--- start Records to use ---

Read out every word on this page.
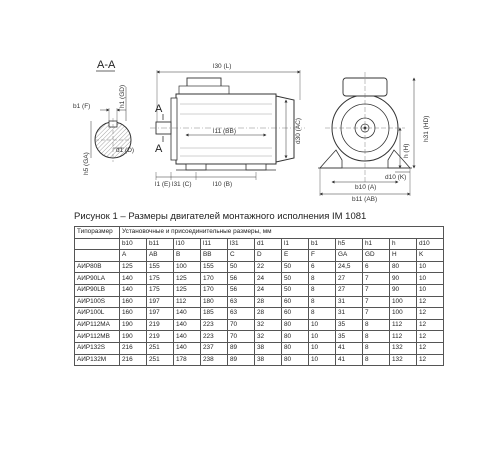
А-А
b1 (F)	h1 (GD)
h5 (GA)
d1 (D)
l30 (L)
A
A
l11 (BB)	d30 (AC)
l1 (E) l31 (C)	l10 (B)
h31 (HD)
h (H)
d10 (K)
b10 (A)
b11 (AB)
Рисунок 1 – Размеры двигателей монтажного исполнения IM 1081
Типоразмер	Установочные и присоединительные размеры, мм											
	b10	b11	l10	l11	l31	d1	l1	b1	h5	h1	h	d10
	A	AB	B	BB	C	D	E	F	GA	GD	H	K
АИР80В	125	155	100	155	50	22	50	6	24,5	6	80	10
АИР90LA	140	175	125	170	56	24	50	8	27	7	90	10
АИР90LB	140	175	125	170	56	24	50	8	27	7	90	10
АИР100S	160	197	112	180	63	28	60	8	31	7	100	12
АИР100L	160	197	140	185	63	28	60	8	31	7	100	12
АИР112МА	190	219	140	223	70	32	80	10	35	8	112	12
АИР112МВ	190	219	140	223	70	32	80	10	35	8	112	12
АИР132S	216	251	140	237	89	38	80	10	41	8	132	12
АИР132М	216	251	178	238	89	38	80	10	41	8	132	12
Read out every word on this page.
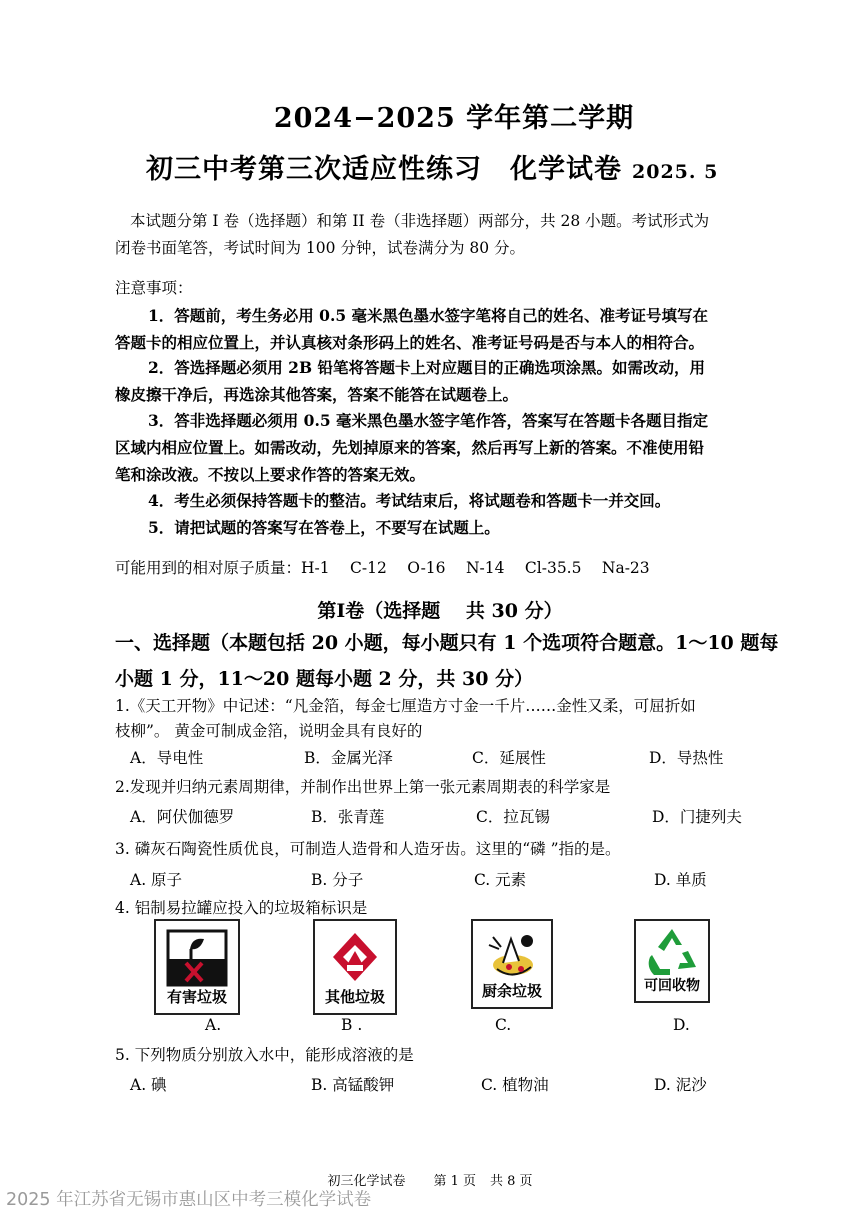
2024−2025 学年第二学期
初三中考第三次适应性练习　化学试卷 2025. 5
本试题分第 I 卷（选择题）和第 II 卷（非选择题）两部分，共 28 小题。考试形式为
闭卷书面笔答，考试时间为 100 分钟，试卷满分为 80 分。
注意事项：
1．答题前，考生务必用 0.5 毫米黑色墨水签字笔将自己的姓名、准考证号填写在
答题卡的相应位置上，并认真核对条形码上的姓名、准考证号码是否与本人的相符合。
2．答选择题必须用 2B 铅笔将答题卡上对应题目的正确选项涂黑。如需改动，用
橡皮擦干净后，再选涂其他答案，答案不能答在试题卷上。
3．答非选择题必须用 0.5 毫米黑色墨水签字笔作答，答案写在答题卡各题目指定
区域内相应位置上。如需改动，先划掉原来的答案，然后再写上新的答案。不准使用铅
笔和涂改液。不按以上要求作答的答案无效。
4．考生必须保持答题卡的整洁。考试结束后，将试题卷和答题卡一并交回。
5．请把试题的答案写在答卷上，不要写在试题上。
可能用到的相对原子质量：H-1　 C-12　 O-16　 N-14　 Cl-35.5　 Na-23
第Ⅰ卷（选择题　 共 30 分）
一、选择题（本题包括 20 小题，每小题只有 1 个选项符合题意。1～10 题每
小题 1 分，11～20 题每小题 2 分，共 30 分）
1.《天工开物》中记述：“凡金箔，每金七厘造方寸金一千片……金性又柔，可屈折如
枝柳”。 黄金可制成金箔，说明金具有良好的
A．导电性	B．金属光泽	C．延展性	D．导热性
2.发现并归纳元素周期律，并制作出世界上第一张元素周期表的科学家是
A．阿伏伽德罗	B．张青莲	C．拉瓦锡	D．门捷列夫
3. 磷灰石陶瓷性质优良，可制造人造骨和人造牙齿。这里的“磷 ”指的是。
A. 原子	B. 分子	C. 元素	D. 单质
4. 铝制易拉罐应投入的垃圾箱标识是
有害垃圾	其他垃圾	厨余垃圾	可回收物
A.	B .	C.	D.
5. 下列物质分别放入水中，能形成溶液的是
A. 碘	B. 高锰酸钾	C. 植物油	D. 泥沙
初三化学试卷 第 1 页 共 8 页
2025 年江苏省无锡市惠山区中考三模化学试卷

--- end Records to use ---

**Problem details:**
Quote everything in the listing above exactly; pictures are the only thing to omit.

**Answer below:**
Read out every word on this page.
А-А
b1 (F)	h1 (GD)
h5 (GA)
d1 (D)
l30 (L)
A
A
l11 (BB)	d30 (AC)
l1 (E) l31 (C)	l10 (B)
h31 (HD)
h (H)
d10 (K)
b10 (A)
b11 (AB)
Рисунок 1 – Размеры двигателей монтажного исполнения IM 1081
Типоразмер	Установочные и присоединительные размеры, мм											
	b10	b11	l10	l11	l31	d1	l1	b1	h5	h1	h	d10
	A	AB	B	BB	C	D	E	F	GA	GD	H	K
АИР80В	125	155	100	155	50	22	50	6	24,5	6	80	10
АИР90LA	140	175	125	170	56	24	50	8	27	7	90	10
АИР90LB	140	175	125	170	56	24	50	8	27	7	90	10
АИР100S	160	197	112	180	63	28	60	8	31	7	100	12
АИР100L	160	197	140	185	63	28	60	8	31	7	100	12
АИР112МА	190	219	140	223	70	32	80	10	35	8	112	12
АИР112МВ	190	219	140	223	70	32	80	10	35	8	112	12
АИР132S	216	251	140	237	89	38	80	10	41	8	132	12
АИР132М	216	251	178	238	89	38	80	10	41	8	132	12
Read out every word on this page.
2024−2025 学年第二学期
初三中考第三次适应性练习　化学试卷 2025. 5
本试题分第 I 卷（选择题）和第 II 卷（非选择题）两部分，共 28 小题。考试形式为
闭卷书面笔答，考试时间为 100 分钟，试卷满分为 80 分。
注意事项：
1．答题前，考生务必用 0.5 毫米黑色墨水签字笔将自己的姓名、准考证号填写在
答题卡的相应位置上，并认真核对条形码上的姓名、准考证号码是否与本人的相符合。
2．答选择题必须用 2B 铅笔将答题卡上对应题目的正确选项涂黑。如需改动，用
橡皮擦干净后，再选涂其他答案，答案不能答在试题卷上。
3．答非选择题必须用 0.5 毫米黑色墨水签字笔作答，答案写在答题卡各题目指定
区域内相应位置上。如需改动，先划掉原来的答案，然后再写上新的答案。不准使用铅
笔和涂改液。不按以上要求作答的答案无效。
4．考生必须保持答题卡的整洁。考试结束后，将试题卷和答题卡一并交回。
5．请把试题的答案写在答卷上，不要写在试题上。
可能用到的相对原子质量：H-1　 C-12　 O-16　 N-14　 Cl-35.5　 Na-23
第Ⅰ卷（选择题　 共 30 分）
一、选择题（本题包括 20 小题，每小题只有 1 个选项符合题意。1～10 题每
小题 1 分，11～20 题每小题 2 分，共 30 分）
1.《天工开物》中记述：“凡金箔，每金七厘造方寸金一千片……金性又柔，可屈折如
枝柳”。 黄金可制成金箔，说明金具有良好的
A．导电性	B．金属光泽	C．延展性	D．导热性
2.发现并归纳元素周期律，并制作出世界上第一张元素周期表的科学家是
A．阿伏伽德罗	B．张青莲	C．拉瓦锡	D．门捷列夫
3. 磷灰石陶瓷性质优良，可制造人造骨和人造牙齿。这里的“磷 ”指的是。
A. 原子	B. 分子	C. 元素	D. 单质
4. 铝制易拉罐应投入的垃圾箱标识是
有害垃圾	其他垃圾	厨余垃圾	可回收物
A.	B .	C.	D.
5. 下列物质分别放入水中，能形成溶液的是
A. 碘	B. 高锰酸钾	C. 植物油	D. 泥沙
初三化学试卷 第 1 页 共 8 页
2025 年江苏省无锡市惠山区中考三模化学试卷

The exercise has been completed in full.